### WHAT IS EXPECTED:
Scan the entries below for the word "компенсационная". Copy each line that has it.

### PROVIDED DATA:
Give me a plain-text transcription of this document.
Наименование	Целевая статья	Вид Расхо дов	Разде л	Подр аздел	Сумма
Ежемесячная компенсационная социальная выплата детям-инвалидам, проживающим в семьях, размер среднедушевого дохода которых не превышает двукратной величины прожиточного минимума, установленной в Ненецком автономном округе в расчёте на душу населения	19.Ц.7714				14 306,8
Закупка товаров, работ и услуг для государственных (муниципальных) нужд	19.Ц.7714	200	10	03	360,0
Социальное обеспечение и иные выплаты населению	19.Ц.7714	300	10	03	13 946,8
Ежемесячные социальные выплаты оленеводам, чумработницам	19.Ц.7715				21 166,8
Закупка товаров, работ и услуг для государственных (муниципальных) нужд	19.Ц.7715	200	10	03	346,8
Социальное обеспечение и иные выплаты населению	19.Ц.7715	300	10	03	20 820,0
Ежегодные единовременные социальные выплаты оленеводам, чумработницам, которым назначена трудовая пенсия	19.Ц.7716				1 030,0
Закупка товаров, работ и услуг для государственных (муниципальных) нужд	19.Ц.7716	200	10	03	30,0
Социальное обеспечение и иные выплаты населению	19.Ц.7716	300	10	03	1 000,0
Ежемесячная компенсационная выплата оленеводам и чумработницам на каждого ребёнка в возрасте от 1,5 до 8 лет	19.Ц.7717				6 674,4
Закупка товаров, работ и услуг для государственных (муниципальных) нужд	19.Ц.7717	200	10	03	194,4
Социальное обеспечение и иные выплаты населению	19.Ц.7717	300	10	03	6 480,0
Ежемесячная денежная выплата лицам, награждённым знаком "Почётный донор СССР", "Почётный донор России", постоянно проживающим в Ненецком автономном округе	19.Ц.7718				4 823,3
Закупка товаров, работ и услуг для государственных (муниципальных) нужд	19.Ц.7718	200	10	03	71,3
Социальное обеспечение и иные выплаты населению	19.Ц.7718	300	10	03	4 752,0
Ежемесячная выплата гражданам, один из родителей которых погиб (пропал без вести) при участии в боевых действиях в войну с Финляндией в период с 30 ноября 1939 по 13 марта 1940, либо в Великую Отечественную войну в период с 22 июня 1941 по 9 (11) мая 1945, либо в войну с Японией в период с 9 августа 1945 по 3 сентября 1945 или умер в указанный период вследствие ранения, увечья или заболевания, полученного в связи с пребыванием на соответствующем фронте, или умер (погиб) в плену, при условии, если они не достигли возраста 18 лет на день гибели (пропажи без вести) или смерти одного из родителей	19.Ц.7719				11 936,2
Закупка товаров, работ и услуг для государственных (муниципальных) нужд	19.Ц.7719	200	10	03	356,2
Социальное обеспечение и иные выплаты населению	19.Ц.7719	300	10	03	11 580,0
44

### CORRECT RESULT:
Ежемесячная компенсационная социальная выплата детям-инвалидам, проживающим в семьях, размер среднедушевого дохода которых не превышает двукратной величины прожиточного минимума, установленной в Ненецком автономном округе в расчёте на душу населения	19.Ц.7714				14 306,8
Ежемесячная компенсационная выплата оленеводам и чумработницам на каждого ребёнка в возрасте от 1,5 до 8 лет	19.Ц.7717				6 674,4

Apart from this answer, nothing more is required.